*** Material shown

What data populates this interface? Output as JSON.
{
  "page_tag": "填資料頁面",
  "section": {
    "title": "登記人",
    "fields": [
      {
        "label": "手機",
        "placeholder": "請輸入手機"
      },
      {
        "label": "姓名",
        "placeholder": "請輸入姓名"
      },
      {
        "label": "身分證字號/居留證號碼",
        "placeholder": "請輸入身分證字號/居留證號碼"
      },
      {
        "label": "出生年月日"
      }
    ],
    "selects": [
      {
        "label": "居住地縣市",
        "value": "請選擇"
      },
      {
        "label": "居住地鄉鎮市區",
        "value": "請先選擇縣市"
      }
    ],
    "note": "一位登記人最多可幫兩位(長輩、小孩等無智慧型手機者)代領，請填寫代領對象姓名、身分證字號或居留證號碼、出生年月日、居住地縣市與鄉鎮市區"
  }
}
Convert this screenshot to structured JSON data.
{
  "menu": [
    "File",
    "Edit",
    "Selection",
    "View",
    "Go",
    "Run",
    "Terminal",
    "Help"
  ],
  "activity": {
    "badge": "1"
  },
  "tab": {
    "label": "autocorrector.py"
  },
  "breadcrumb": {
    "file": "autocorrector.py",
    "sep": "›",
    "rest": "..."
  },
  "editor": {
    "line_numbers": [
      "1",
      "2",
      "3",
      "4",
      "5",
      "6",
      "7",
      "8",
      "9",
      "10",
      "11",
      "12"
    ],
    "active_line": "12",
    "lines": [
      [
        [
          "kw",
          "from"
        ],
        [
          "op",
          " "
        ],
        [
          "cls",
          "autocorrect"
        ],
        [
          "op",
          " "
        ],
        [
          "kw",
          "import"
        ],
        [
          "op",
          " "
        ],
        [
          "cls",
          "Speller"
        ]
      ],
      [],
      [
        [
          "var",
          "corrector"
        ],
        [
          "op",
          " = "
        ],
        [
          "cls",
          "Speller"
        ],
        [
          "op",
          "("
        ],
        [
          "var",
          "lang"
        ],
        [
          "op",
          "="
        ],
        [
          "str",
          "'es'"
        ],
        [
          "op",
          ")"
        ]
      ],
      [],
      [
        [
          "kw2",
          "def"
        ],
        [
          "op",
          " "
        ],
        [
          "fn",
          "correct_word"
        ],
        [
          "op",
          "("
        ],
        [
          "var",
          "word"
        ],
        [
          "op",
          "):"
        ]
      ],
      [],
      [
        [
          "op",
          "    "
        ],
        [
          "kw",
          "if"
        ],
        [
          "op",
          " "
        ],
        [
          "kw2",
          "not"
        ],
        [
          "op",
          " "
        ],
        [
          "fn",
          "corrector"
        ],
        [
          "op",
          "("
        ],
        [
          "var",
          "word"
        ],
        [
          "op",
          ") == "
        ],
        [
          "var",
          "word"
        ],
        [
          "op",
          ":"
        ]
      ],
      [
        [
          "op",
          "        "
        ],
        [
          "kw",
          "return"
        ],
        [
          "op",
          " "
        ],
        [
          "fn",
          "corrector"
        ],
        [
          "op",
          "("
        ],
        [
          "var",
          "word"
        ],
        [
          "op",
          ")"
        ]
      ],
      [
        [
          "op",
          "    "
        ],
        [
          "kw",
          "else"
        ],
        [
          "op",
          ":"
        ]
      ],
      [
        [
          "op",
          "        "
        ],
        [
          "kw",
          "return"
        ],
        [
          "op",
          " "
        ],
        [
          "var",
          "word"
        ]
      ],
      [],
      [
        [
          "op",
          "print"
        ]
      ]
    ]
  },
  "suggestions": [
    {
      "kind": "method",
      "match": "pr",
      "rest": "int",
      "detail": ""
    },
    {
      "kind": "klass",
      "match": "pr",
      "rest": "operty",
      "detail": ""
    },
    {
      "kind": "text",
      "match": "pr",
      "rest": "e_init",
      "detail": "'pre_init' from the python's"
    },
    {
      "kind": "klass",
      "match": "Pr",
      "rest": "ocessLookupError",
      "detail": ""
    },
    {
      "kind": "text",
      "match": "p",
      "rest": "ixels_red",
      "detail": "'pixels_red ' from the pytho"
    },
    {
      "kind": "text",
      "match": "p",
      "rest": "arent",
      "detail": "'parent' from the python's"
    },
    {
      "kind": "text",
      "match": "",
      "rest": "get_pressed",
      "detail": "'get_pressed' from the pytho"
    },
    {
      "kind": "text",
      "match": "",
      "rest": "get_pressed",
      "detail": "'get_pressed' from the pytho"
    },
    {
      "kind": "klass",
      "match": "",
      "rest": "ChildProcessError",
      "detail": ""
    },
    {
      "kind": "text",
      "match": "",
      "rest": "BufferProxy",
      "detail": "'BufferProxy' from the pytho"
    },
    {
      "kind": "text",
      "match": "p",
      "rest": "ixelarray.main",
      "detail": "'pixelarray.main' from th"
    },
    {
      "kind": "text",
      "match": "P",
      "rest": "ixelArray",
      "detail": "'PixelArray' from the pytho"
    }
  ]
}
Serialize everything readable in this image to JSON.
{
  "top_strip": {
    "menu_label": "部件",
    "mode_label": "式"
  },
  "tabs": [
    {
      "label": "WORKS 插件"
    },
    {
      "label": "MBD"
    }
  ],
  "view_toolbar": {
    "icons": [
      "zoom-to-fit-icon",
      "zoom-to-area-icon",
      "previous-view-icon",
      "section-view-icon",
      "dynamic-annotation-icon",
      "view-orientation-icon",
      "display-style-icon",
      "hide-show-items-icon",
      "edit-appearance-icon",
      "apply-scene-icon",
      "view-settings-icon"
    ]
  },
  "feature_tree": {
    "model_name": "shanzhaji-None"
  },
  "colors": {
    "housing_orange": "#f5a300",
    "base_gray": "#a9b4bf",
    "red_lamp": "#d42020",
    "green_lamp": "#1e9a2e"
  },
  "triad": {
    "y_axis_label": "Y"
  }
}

******

Set task:
Gather every line containing the word "this" and copy it.

Response to the task:
What data populates this interface? Output as JSON.
Convert this screenshot to structured JSON data.
Serialize everything readable in this image to JSON.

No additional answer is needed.